* Prompt *
Select all lines in the records that include "JSON".

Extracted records
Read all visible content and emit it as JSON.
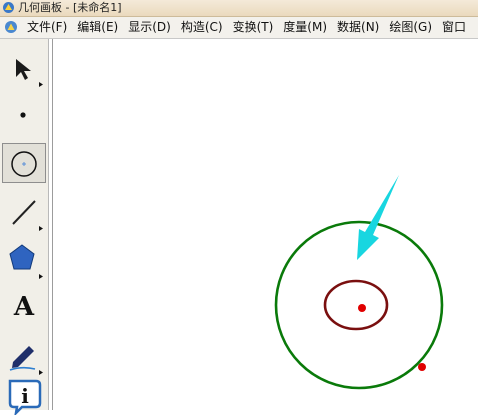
{
  "window": {
    "title": "几何画板 - [未命名1]"
  },
  "menu": {
    "items": [
      "文件(F)",
      "编辑(E)",
      "显示(D)",
      "构造(C)",
      "变换(T)",
      "度量(M)",
      "数据(N)",
      "绘图(G)",
      "窗口"
    ]
  },
  "toolbar": {
    "tools": [
      {
        "name": "select-arrow-tool",
        "active": false
      },
      {
        "name": "point-tool",
        "active": false
      },
      {
        "name": "compass-tool",
        "active": true
      },
      {
        "name": "straightedge-tool",
        "active": false
      },
      {
        "name": "polygon-tool",
        "active": false
      },
      {
        "name": "text-tool",
        "label": "A",
        "active": false
      },
      {
        "name": "marker-tool",
        "active": false
      },
      {
        "name": "information-tool",
        "label": "i",
        "active": false
      }
    ]
  },
  "canvas": {
    "objects": [
      "outer-circle",
      "inner-ellipse",
      "center-point",
      "point-on-circle",
      "arrow-annotation"
    ],
    "colors": {
      "outer_circle": "#0a7a0a",
      "inner_ellipse": "#7a0f0f",
      "points": "#e00000",
      "arrow": "#18d6e0"
    }
  }
}
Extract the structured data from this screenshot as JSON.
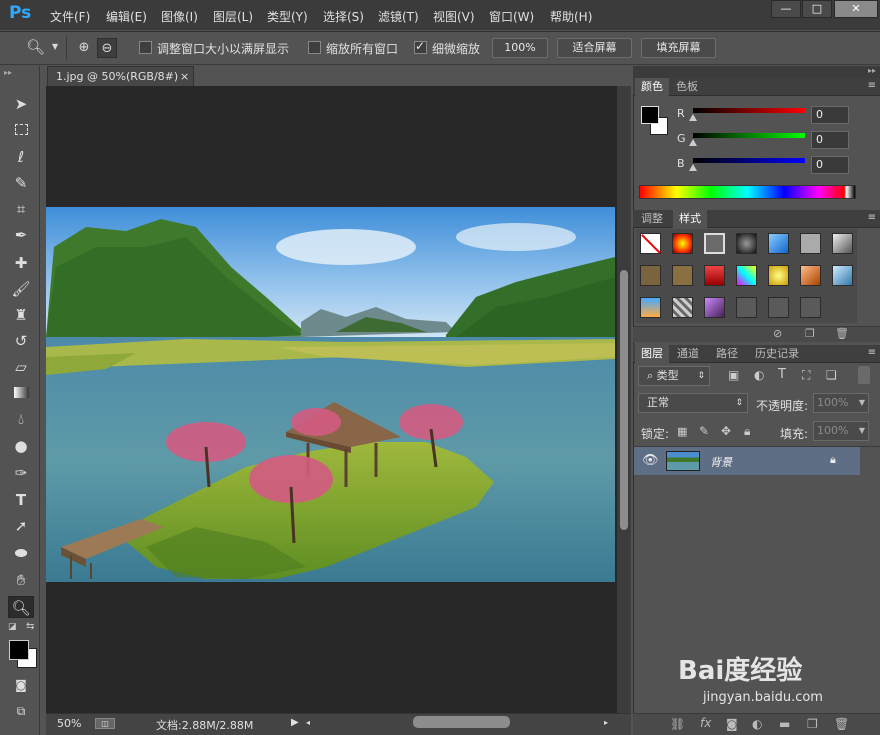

* Written response *
Read all visible content and emit it as JSON.
Extract the structured data from this screenshot as JSON.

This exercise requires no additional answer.